◆ Extracted records:

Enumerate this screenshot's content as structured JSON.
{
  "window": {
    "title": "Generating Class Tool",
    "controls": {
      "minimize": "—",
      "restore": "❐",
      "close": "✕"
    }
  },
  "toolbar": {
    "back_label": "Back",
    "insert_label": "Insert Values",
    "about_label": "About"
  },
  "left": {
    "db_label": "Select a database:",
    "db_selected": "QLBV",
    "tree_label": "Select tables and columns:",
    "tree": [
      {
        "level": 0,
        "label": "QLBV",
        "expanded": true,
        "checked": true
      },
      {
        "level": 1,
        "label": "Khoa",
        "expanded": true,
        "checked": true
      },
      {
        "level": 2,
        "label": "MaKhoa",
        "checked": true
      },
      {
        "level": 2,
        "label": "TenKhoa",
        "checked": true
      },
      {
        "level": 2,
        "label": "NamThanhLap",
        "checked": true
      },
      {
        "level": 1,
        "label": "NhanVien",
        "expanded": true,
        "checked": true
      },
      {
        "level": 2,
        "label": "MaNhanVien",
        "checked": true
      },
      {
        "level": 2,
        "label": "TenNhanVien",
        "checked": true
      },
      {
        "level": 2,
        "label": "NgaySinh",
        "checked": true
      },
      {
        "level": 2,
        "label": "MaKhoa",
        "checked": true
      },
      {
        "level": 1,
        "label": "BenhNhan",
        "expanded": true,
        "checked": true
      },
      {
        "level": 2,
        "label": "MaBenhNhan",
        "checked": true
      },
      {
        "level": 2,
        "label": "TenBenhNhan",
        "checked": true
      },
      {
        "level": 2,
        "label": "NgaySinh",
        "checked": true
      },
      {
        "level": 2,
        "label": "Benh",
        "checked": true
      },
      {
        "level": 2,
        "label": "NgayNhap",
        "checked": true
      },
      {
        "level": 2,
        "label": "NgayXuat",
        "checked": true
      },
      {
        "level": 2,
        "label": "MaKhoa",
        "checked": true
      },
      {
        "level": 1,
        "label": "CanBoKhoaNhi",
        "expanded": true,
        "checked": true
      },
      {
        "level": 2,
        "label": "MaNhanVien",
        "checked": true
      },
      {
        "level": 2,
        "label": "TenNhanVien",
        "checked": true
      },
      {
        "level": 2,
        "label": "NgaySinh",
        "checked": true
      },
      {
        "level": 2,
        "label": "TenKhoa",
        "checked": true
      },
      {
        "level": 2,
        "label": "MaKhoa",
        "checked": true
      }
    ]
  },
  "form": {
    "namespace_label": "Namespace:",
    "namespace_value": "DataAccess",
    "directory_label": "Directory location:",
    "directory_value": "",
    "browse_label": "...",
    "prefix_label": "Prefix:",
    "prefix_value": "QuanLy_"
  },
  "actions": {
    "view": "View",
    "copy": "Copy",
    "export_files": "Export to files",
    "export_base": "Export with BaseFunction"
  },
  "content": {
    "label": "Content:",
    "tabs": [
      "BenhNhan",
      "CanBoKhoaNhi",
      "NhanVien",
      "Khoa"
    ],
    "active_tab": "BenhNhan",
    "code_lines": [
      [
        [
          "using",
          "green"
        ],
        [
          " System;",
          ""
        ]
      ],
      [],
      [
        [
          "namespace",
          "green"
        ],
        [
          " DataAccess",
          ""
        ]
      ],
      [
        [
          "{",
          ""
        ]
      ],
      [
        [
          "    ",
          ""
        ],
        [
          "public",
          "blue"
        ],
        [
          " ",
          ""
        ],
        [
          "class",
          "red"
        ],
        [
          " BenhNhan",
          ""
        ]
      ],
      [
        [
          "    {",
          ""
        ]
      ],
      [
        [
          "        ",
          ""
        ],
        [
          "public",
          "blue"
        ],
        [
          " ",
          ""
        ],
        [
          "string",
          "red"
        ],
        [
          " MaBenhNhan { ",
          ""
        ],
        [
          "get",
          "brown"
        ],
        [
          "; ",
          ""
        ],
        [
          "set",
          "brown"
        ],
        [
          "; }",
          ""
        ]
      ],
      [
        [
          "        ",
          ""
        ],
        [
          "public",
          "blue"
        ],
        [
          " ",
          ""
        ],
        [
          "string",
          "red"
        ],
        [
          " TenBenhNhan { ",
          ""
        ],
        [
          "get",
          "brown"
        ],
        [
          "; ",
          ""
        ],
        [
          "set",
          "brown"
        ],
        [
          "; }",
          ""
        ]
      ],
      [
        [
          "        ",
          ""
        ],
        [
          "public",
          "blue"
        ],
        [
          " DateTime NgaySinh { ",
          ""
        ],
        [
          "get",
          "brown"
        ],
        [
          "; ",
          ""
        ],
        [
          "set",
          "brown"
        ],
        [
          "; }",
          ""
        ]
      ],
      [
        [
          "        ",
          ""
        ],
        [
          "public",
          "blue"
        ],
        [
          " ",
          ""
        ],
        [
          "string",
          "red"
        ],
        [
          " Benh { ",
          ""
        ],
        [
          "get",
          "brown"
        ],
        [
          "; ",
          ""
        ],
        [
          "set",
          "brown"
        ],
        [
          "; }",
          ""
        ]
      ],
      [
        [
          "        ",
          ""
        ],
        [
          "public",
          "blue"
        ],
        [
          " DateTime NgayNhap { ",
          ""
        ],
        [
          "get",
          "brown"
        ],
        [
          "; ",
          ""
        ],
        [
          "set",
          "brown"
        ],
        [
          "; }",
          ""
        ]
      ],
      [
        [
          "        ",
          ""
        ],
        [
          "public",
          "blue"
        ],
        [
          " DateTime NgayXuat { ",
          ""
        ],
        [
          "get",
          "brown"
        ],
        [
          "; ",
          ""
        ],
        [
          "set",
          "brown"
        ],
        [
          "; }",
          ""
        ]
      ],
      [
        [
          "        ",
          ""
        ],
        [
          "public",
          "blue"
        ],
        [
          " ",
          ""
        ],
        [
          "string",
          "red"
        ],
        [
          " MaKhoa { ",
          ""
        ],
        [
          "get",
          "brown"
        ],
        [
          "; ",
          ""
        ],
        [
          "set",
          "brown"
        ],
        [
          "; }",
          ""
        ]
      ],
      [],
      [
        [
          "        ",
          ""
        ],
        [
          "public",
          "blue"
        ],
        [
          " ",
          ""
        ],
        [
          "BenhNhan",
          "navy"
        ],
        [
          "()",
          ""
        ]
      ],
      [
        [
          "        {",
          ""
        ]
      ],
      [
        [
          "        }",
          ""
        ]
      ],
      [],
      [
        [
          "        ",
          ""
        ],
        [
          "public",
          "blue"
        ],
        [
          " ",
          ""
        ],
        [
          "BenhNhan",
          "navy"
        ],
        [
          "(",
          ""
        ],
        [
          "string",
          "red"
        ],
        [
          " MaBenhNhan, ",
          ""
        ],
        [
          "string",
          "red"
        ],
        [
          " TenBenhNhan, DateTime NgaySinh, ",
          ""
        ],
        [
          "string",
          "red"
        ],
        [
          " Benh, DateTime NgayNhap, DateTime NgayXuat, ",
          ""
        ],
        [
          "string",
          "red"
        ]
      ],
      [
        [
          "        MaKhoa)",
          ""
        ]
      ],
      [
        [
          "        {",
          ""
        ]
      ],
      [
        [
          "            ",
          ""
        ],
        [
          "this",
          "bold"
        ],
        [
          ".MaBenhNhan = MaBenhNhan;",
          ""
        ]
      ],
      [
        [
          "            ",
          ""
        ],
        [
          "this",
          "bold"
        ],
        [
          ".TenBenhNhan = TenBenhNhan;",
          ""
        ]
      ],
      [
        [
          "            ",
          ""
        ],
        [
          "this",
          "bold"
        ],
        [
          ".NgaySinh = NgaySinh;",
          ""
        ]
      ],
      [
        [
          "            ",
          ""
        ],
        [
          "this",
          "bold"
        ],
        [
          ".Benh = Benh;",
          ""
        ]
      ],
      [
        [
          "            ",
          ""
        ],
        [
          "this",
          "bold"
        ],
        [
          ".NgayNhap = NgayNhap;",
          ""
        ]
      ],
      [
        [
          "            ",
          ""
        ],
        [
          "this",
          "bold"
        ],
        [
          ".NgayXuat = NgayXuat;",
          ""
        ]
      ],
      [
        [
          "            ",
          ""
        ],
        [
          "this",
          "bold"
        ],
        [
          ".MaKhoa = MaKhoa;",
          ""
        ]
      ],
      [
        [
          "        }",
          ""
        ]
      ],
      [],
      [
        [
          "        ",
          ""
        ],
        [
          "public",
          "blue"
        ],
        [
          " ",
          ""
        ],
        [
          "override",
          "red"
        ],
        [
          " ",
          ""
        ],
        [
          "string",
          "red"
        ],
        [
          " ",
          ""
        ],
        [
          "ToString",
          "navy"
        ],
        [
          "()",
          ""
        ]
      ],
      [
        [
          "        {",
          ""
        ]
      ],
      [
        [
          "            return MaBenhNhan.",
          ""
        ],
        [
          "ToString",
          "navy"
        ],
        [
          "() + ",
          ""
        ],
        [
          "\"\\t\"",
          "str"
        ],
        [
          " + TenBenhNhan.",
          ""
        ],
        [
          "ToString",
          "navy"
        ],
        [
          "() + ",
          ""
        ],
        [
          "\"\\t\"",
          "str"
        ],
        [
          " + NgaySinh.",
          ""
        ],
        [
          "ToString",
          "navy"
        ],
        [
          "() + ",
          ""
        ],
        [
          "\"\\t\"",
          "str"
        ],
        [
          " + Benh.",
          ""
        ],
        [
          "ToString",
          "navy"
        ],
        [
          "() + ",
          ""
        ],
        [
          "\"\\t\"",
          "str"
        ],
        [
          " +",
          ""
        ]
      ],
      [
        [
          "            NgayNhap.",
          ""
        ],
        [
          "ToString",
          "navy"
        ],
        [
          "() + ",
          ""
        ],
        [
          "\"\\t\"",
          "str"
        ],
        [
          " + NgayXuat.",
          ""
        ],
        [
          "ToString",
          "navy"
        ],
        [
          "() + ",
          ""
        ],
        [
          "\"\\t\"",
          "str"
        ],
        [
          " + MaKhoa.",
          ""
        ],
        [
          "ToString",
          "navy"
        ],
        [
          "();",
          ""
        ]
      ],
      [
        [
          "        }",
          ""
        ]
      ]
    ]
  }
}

◆ Short problem:
Report all lines of the material that contain the word "NgayNhap".

◆ Answer to the task:
        "label": "NgayNhap",
          " DateTime NgayNhap { ",
          " Benh, DateTime NgayNhap, DateTime NgayXuat, ",
          ".NgayNhap = NgayNhap;",
          "            NgayNhap.",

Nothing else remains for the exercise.